[Records from a dataset]
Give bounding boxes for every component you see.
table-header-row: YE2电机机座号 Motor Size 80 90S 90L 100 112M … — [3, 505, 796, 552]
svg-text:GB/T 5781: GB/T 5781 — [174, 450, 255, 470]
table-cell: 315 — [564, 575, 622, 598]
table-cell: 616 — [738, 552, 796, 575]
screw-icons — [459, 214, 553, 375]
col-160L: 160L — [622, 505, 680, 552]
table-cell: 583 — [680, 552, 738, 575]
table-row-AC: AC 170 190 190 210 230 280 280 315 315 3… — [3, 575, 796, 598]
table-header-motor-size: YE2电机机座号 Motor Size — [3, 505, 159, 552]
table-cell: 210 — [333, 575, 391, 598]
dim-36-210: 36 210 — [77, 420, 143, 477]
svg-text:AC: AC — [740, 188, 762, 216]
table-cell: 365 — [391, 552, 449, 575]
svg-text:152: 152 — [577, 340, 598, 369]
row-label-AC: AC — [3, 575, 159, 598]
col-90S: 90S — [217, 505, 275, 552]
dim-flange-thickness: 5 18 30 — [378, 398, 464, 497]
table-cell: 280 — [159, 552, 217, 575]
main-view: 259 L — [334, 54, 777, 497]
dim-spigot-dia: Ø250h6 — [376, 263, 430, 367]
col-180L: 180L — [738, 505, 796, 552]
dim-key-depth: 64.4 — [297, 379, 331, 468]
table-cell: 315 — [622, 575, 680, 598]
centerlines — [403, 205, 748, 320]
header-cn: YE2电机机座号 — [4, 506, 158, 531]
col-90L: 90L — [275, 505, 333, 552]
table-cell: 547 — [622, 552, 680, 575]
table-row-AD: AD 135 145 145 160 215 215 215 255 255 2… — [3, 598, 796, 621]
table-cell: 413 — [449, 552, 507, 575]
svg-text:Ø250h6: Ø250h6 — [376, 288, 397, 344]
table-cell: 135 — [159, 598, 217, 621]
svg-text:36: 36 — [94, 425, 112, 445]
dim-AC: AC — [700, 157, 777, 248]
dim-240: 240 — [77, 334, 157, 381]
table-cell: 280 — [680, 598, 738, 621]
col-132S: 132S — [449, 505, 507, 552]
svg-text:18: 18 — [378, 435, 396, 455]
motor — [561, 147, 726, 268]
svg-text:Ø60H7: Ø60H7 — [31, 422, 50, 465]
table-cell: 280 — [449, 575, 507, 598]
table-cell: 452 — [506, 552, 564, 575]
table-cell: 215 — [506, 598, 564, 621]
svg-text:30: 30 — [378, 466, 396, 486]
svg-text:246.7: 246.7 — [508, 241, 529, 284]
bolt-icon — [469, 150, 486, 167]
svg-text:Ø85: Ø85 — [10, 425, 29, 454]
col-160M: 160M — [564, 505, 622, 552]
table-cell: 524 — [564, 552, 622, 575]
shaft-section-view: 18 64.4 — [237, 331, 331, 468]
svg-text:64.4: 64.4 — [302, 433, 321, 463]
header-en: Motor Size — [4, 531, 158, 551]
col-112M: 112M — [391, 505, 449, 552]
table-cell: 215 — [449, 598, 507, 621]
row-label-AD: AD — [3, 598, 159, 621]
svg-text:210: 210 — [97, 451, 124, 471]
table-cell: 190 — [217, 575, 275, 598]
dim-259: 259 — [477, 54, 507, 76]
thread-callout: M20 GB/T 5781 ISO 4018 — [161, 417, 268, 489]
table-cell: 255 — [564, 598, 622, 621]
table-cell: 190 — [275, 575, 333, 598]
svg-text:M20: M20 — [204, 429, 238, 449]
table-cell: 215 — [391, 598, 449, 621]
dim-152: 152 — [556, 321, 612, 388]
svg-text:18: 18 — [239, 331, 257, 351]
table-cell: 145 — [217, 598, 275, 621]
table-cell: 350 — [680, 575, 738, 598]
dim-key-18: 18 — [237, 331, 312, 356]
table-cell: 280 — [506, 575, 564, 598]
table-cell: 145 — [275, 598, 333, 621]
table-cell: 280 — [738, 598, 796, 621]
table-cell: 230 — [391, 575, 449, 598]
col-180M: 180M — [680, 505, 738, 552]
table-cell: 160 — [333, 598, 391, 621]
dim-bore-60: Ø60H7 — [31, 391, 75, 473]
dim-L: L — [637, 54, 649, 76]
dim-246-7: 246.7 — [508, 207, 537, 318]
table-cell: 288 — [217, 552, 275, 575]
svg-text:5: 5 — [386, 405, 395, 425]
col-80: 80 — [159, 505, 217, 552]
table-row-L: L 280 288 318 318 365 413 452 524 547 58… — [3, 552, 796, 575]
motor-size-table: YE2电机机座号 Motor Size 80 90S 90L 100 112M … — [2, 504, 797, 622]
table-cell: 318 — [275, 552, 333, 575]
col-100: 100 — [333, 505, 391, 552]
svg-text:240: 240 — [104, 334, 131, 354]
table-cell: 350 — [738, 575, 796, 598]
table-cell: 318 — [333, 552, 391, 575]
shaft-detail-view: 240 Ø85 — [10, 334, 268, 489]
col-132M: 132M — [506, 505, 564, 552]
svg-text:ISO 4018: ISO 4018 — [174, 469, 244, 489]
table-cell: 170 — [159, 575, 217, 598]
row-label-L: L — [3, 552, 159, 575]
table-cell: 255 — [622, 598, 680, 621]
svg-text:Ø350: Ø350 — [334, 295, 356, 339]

- **Goal**
Please reproduce every line of the records above word for word, with nothing changed.

- **Written solution**
Give bounding boxes for every component you see.
table-header-row: YE2电机机座号 Motor Size 80 90S 90L 100 112M … — [3, 505, 796, 552]
svg-text:GB/T 5781: GB/T 5781 — [174, 450, 255, 470]
table-cell: 315 — [564, 575, 622, 598]
table-cell: 616 — [738, 552, 796, 575]
screw-icons — [459, 214, 553, 375]
col-160L: 160L — [622, 505, 680, 552]
table-cell: 583 — [680, 552, 738, 575]
table-row-AC: AC 170 190 190 210 230 280 280 315 315 3… — [3, 575, 796, 598]
table-header-motor-size: YE2电机机座号 Motor Size — [3, 505, 159, 552]
table-cell: 210 — [333, 575, 391, 598]
dim-36-210: 36 210 — [77, 420, 143, 477]
svg-text:AC: AC — [740, 188, 762, 216]
table-cell: 365 — [391, 552, 449, 575]
svg-text:152: 152 — [577, 340, 598, 369]
row-label-AC: AC — [3, 575, 159, 598]
col-90S: 90S — [217, 505, 275, 552]
dim-flange-thickness: 5 18 30 — [378, 398, 464, 497]
table-cell: 280 — [159, 552, 217, 575]
main-view: 259 L — [334, 54, 777, 497]
dim-spigot-dia: Ø250h6 — [376, 263, 430, 367]
col-180L: 180L — [738, 505, 796, 552]
dim-key-depth: 64.4 — [297, 379, 331, 468]
table-cell: 315 — [622, 575, 680, 598]
centerlines — [403, 205, 748, 320]
header-cn: YE2电机机座号 — [4, 506, 158, 531]
col-90L: 90L — [275, 505, 333, 552]
table-cell: 547 — [622, 552, 680, 575]
table-row-AD: AD 135 145 145 160 215 215 215 255 255 2… — [3, 598, 796, 621]
table-cell: 413 — [449, 552, 507, 575]
svg-text:Ø250h6: Ø250h6 — [376, 288, 397, 344]
table-cell: 135 — [159, 598, 217, 621]
svg-text:36: 36 — [94, 425, 112, 445]
dim-AC: AC — [700, 157, 777, 248]
dim-240: 240 — [77, 334, 157, 381]
table-cell: 280 — [680, 598, 738, 621]
col-132S: 132S — [449, 505, 507, 552]
svg-text:18: 18 — [378, 435, 396, 455]
motor — [561, 147, 726, 268]
svg-text:Ø60H7: Ø60H7 — [31, 422, 50, 465]
table-cell: 280 — [449, 575, 507, 598]
table-cell: 452 — [506, 552, 564, 575]
table-cell: 215 — [506, 598, 564, 621]
svg-text:30: 30 — [378, 466, 396, 486]
svg-text:246.7: 246.7 — [508, 241, 529, 284]
bolt-icon — [469, 150, 486, 167]
svg-text:Ø85: Ø85 — [10, 425, 29, 454]
col-160M: 160M — [564, 505, 622, 552]
table-cell: 524 — [564, 552, 622, 575]
shaft-section-view: 18 64.4 — [237, 331, 331, 468]
svg-text:64.4: 64.4 — [302, 433, 321, 463]
header-en: Motor Size — [4, 531, 158, 551]
col-112M: 112M — [391, 505, 449, 552]
table-cell: 215 — [449, 598, 507, 621]
row-label-AD: AD — [3, 598, 159, 621]
svg-text:210: 210 — [97, 451, 124, 471]
table-cell: 190 — [217, 575, 275, 598]
dim-259: 259 — [477, 54, 507, 76]
thread-callout: M20 GB/T 5781 ISO 4018 — [161, 417, 268, 489]
table-cell: 255 — [564, 598, 622, 621]
table-cell: 190 — [275, 575, 333, 598]
svg-text:M20: M20 — [204, 429, 238, 449]
table-cell: 215 — [391, 598, 449, 621]
dim-152: 152 — [556, 321, 612, 388]
svg-text:18: 18 — [239, 331, 257, 351]
table-cell: 145 — [217, 598, 275, 621]
table-cell: 350 — [680, 575, 738, 598]
dim-key-18: 18 — [237, 331, 312, 356]
table-cell: 280 — [506, 575, 564, 598]
table-cell: 145 — [275, 598, 333, 621]
table-cell: 280 — [738, 598, 796, 621]
table-cell: 230 — [391, 575, 449, 598]
col-180M: 180M — [680, 505, 738, 552]
table-cell: 160 — [333, 598, 391, 621]
dim-bore-60: Ø60H7 — [31, 391, 75, 473]
dim-L: L — [637, 54, 649, 76]
dim-246-7: 246.7 — [508, 207, 537, 318]
table-cell: 288 — [217, 552, 275, 575]
svg-text:5: 5 — [386, 405, 395, 425]
col-80: 80 — [159, 505, 217, 552]
table-row-L: L 280 288 318 318 365 413 452 524 547 58… — [3, 552, 796, 575]
motor-size-table: YE2电机机座号 Motor Size 80 90S 90L 100 112M … — [2, 504, 797, 622]
table-cell: 318 — [275, 552, 333, 575]
col-100: 100 — [333, 505, 391, 552]
svg-text:240: 240 — [104, 334, 131, 354]
table-cell: 350 — [738, 575, 796, 598]
table-cell: 318 — [333, 552, 391, 575]
shaft-detail-view: 240 Ø85 — [10, 334, 268, 489]
col-132M: 132M — [506, 505, 564, 552]
svg-text:ISO 4018: ISO 4018 — [174, 469, 244, 489]
table-cell: 170 — [159, 575, 217, 598]
row-label-L: L — [3, 552, 159, 575]
table-cell: 255 — [622, 598, 680, 621]
svg-text:Ø350: Ø350 — [334, 295, 356, 339]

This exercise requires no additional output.